→ Goal: Retype each record below word for word. Leave the pictures out.

(Rows from a figure dataset)
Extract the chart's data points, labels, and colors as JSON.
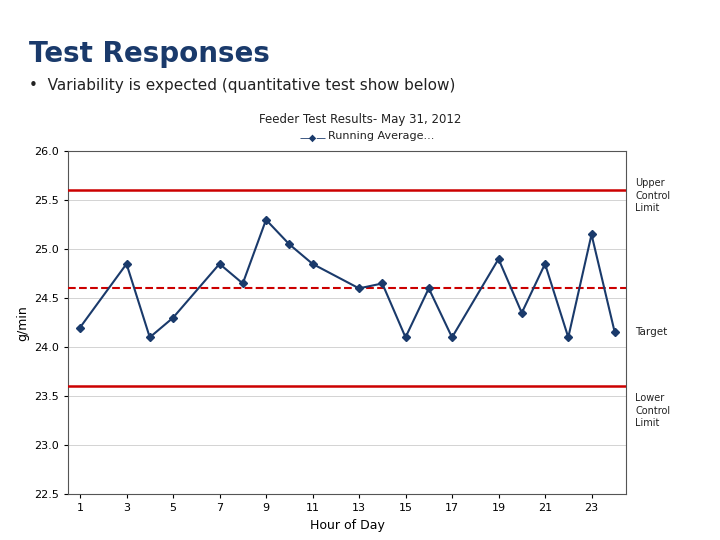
{
  "title": "Feeder Test Results- May 31, 2012",
  "main_title": "Test Responses",
  "bullet_text": "Variability is expected (quantitative test show below)",
  "legend_label": "Running Average...",
  "xlabel": "Hour of Day",
  "ylabel": "g/min",
  "x_values": [
    1,
    3,
    4,
    5,
    7,
    8,
    9,
    10,
    11,
    13,
    14,
    15,
    16,
    17,
    19,
    20,
    21,
    22,
    23,
    24
  ],
  "y_values": [
    24.2,
    24.85,
    24.1,
    24.3,
    24.85,
    24.65,
    25.3,
    25.05,
    24.85,
    24.6,
    24.65,
    24.1,
    24.6,
    24.1,
    24.9,
    24.35,
    24.85,
    24.1,
    25.15,
    24.15
  ],
  "upper_control_limit": 25.6,
  "lower_control_limit": 23.6,
  "target": 24.6,
  "ylim_min": 22.5,
  "ylim_max": 26.0,
  "yticks": [
    22.5,
    23.0,
    23.5,
    24.0,
    24.5,
    25.0,
    25.5,
    26.0
  ],
  "xticks": [
    1,
    3,
    5,
    7,
    9,
    11,
    13,
    15,
    17,
    19,
    21,
    23
  ],
  "line_color": "#1a3a6b",
  "ucl_color": "#cc0000",
  "lcl_color": "#cc0000",
  "target_color": "#cc0000",
  "title_color": "#1a3a6b",
  "text_color": "#222222",
  "top_bar_color": "#4472c4",
  "top_bar2_color": "#7a8cb0",
  "bg_color": "#ffffff"
}
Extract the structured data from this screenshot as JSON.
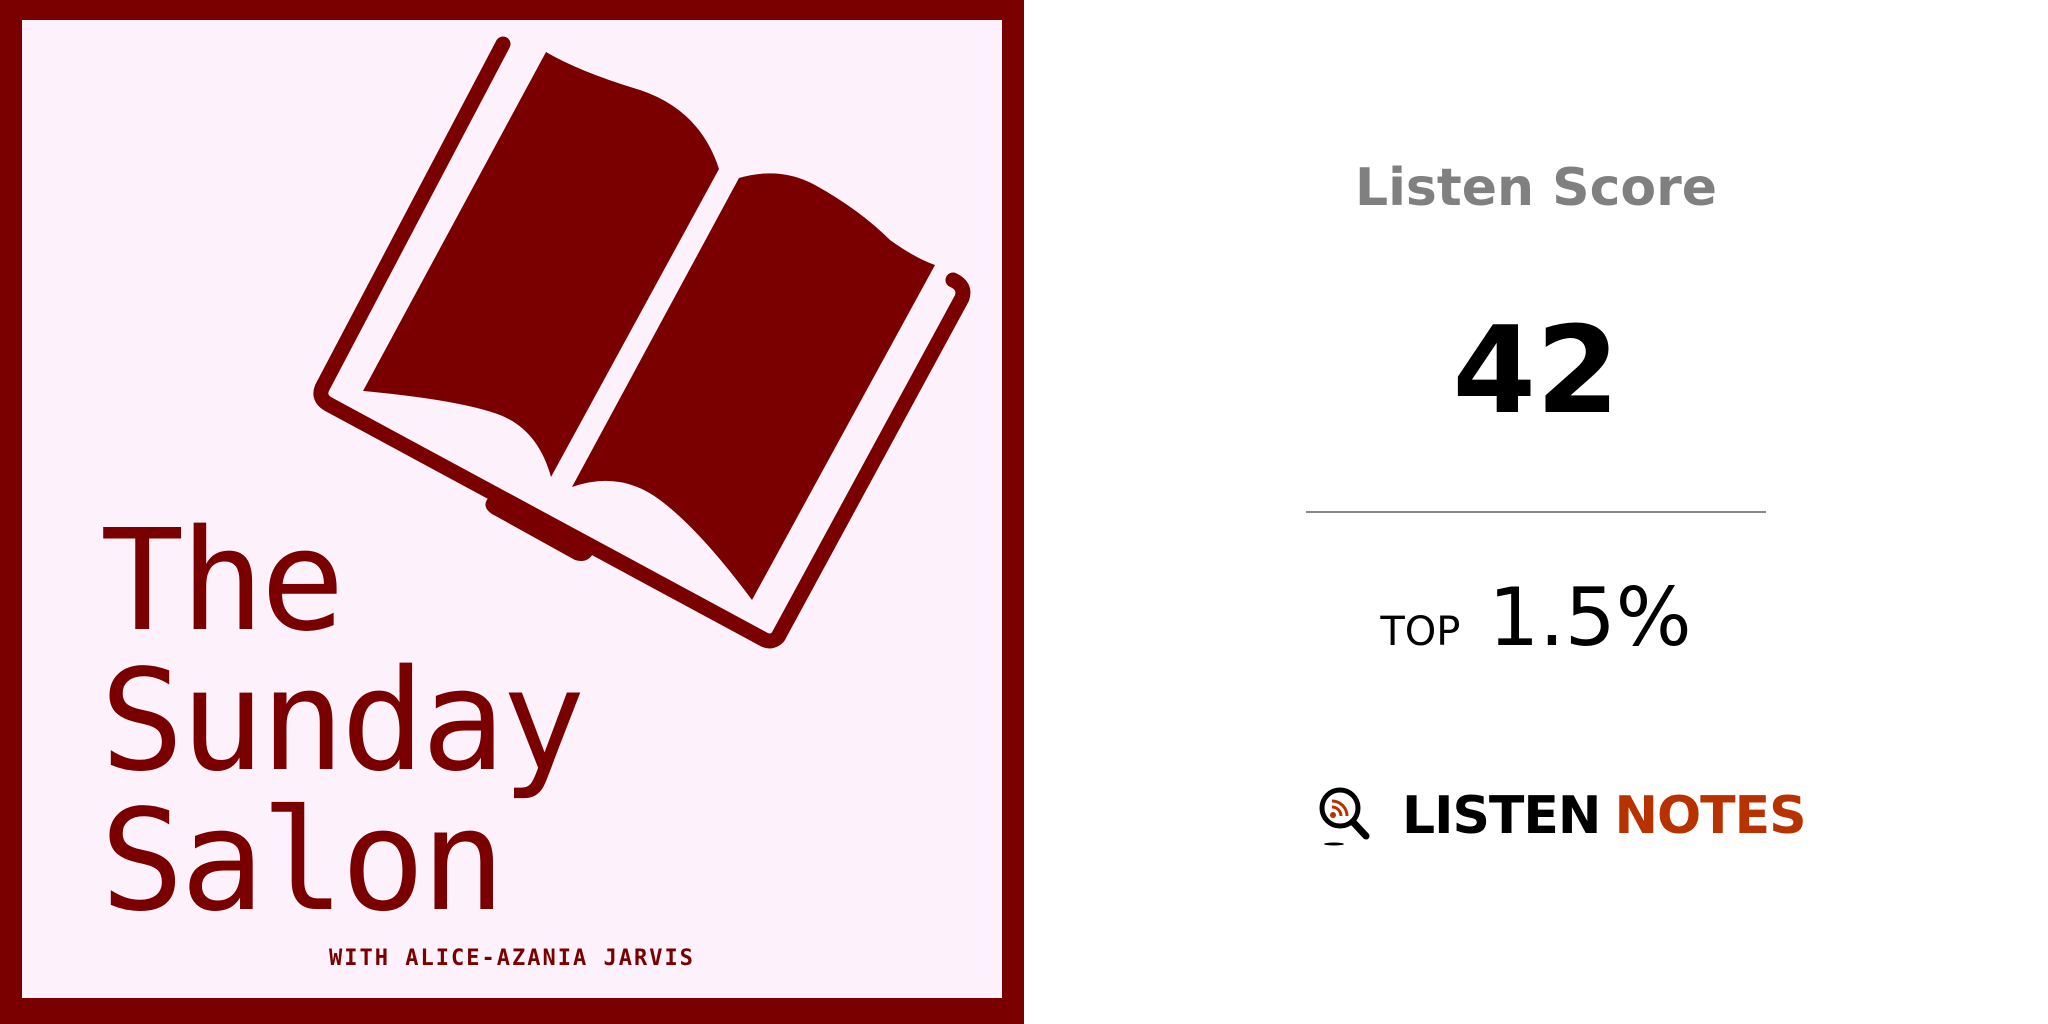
{
  "cover": {
    "title_lines": [
      "The",
      "Sunday",
      "Salon"
    ],
    "subtitle": "WITH ALICE-AZANIA JARVIS",
    "colors": {
      "border": "#7a0000",
      "background": "#fdf2fb",
      "ink": "#7a0000"
    },
    "icon": "open-book-icon"
  },
  "score_panel": {
    "label": "Listen Score",
    "score": "42",
    "rank_prefix": "TOP",
    "rank_value": "1.5%"
  },
  "brand": {
    "icon": "magnifier-rss-icon",
    "word1": "LISTEN",
    "word2": "NOTES",
    "colors": {
      "word1": "#000000",
      "word2": "#b83200"
    }
  }
}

→ Written answer:
Extract the chart's data points, labels, and colors as JSON.
{
  "title": "Feeder Test Results- May 31, 2012",
  "main_title": "Test Responses",
  "bullet_text": "Variability is expected (quantitative test show below)",
  "legend_label": "Running Average...",
  "xlabel": "Hour of Day",
  "ylabel": "g/min",
  "x_values": [
    1,
    3,
    4,
    5,
    7,
    8,
    9,
    10,
    11,
    13,
    14,
    15,
    16,
    17,
    19,
    20,
    21,
    22,
    23,
    24
  ],
  "y_values": [
    24.2,
    24.85,
    24.1,
    24.3,
    24.85,
    24.65,
    25.3,
    25.05,
    24.85,
    24.6,
    24.65,
    24.1,
    24.6,
    24.1,
    24.9,
    24.35,
    24.85,
    24.1,
    25.15,
    24.15
  ],
  "upper_control_limit": 25.6,
  "lower_control_limit": 23.6,
  "target": 24.6,
  "ylim_min": 22.5,
  "ylim_max": 26.0,
  "yticks": [
    22.5,
    23.0,
    23.5,
    24.0,
    24.5,
    25.0,
    25.5,
    26.0
  ],
  "xticks": [
    1,
    3,
    5,
    7,
    9,
    11,
    13,
    15,
    17,
    19,
    21,
    23
  ],
  "line_color": "#1a3a6b",
  "ucl_color": "#cc0000",
  "lcl_color": "#cc0000",
  "target_color": "#cc0000",
  "title_color": "#1a3a6b",
  "text_color": "#222222",
  "top_bar_color": "#4472c4",
  "top_bar2_color": "#7a8cb0",
  "bg_color": "#ffffff"
}
Extract the structured data from this screenshot as JSON.
{
  "cover": {
    "title_lines": [
      "The",
      "Sunday",
      "Salon"
    ],
    "subtitle": "WITH ALICE-AZANIA JARVIS",
    "colors": {
      "border": "#7a0000",
      "background": "#fdf2fb",
      "ink": "#7a0000"
    },
    "icon": "open-book-icon"
  },
  "score_panel": {
    "label": "Listen Score",
    "score": "42",
    "rank_prefix": "TOP",
    "rank_value": "1.5%"
  },
  "brand": {
    "icon": "magnifier-rss-icon",
    "word1": "LISTEN",
    "word2": "NOTES",
    "colors": {
      "word1": "#000000",
      "word2": "#b83200"
    }
  }
}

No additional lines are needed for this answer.